» What you need to do: Reproduce the records that follow in full, excluding any picture they contain.

** Start of Information shown **

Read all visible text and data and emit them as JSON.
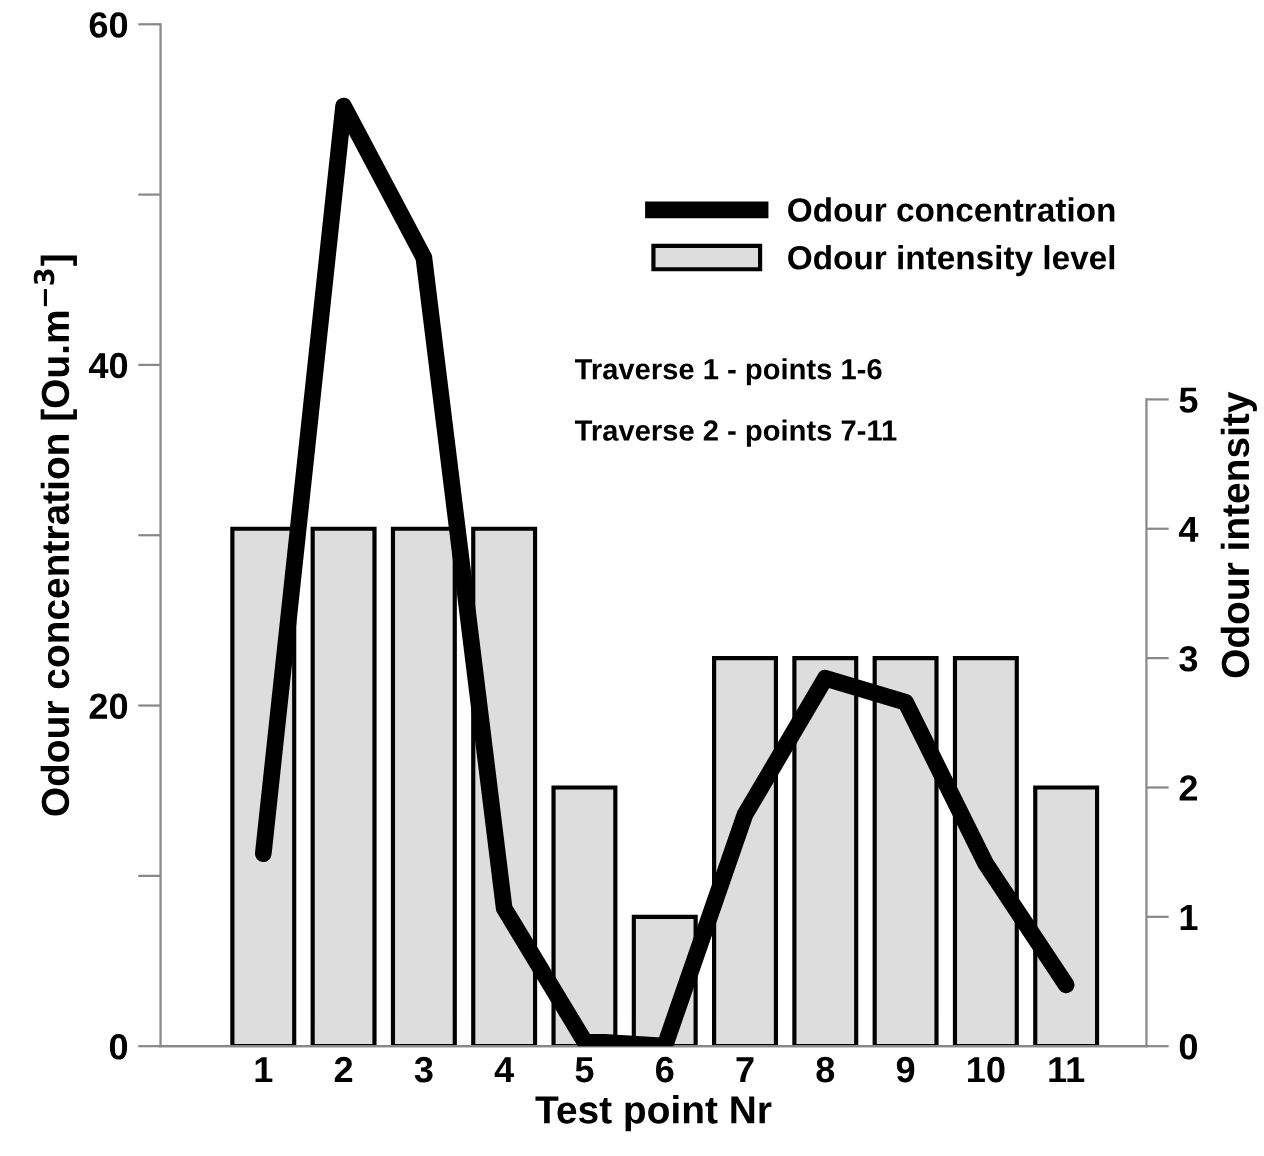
{
  "chart_data": {
    "type": "bar",
    "xlabel": "Test point Nr",
    "ylabel": "Odour concentration [Ou.m$^{−3}$]",
    "y2label": "Odour intensity",
    "categories": [
      "1",
      "2",
      "3",
      "4",
      "5",
      "6",
      "7",
      "8",
      "9",
      "10",
      "11"
    ],
    "series": [
      {
        "name": "Odour concentration",
        "type": "line",
        "color": "#000000",
        "values": [
          11.3,
          55.2,
          46.3,
          8.1,
          0.3,
          0,
          13.6,
          21.6,
          20.2,
          10.7,
          3.6
        ]
      },
      {
        "name": "Odour intensity level",
        "axis": "y2",
        "color": "#dddddd",
        "values": [
          4,
          4,
          4,
          4,
          2,
          1,
          3,
          3,
          3,
          3,
          2
        ]
      }
    ],
    "ylim": [
      0,
      60
    ],
    "yticks": [
      0,
      {
        "value": 10,
        "label": null
      },
      20,
      {
        "value": 30,
        "label": null
      },
      40,
      {
        "value": 50,
        "label": null
      },
      60
    ],
    "y2lim": [
      0,
      7.9
    ],
    "y2ticks": [
      0,
      1,
      2,
      3,
      4,
      5
    ],
    "annotations": [
      "Traverse 1 - points 1-6",
      "Traverse 2 - points 7-11"
    ],
    "legend": "top right",
    "grid": false,
    "line_style": "solid",
    "marker": "none"
  }
}
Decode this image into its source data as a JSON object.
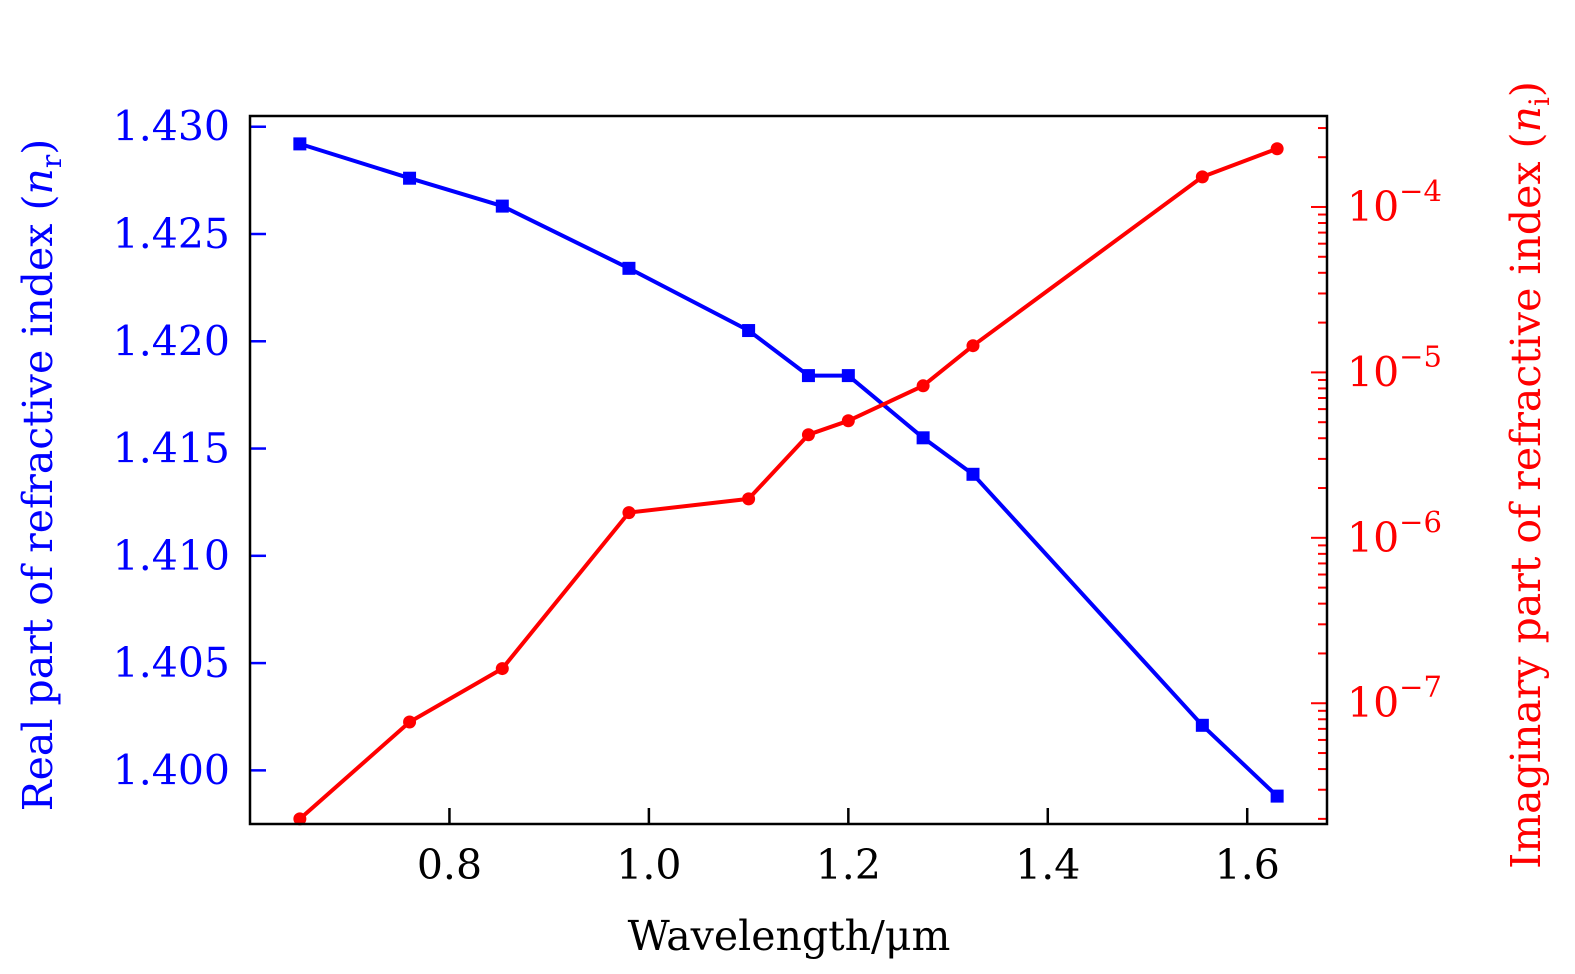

** End of Information shown **

» Right answer:
Read all visible text and data and emit them as JSON.
{
  "chart_data": {
    "type": "bar",
    "xlabel": "Test point Nr",
    "ylabel": "Odour concentration [Ou.m$^{−3}$]",
    "y2label": "Odour intensity",
    "categories": [
      "1",
      "2",
      "3",
      "4",
      "5",
      "6",
      "7",
      "8",
      "9",
      "10",
      "11"
    ],
    "series": [
      {
        "name": "Odour concentration",
        "type": "line",
        "color": "#000000",
        "values": [
          11.3,
          55.2,
          46.3,
          8.1,
          0.3,
          0,
          13.6,
          21.6,
          20.2,
          10.7,
          3.6
        ]
      },
      {
        "name": "Odour intensity level",
        "axis": "y2",
        "color": "#dddddd",
        "values": [
          4,
          4,
          4,
          4,
          2,
          1,
          3,
          3,
          3,
          3,
          2
        ]
      }
    ],
    "ylim": [
      0,
      60
    ],
    "yticks": [
      0,
      {
        "value": 10,
        "label": null
      },
      20,
      {
        "value": 30,
        "label": null
      },
      40,
      {
        "value": 50,
        "label": null
      },
      60
    ],
    "y2lim": [
      0,
      7.9
    ],
    "y2ticks": [
      0,
      1,
      2,
      3,
      4,
      5
    ],
    "annotations": [
      "Traverse 1 - points 1-6",
      "Traverse 2 - points 7-11"
    ],
    "legend": "top right",
    "grid": false,
    "line_style": "solid",
    "marker": "none"
  }
}
Decode this image into its source data as a JSON object.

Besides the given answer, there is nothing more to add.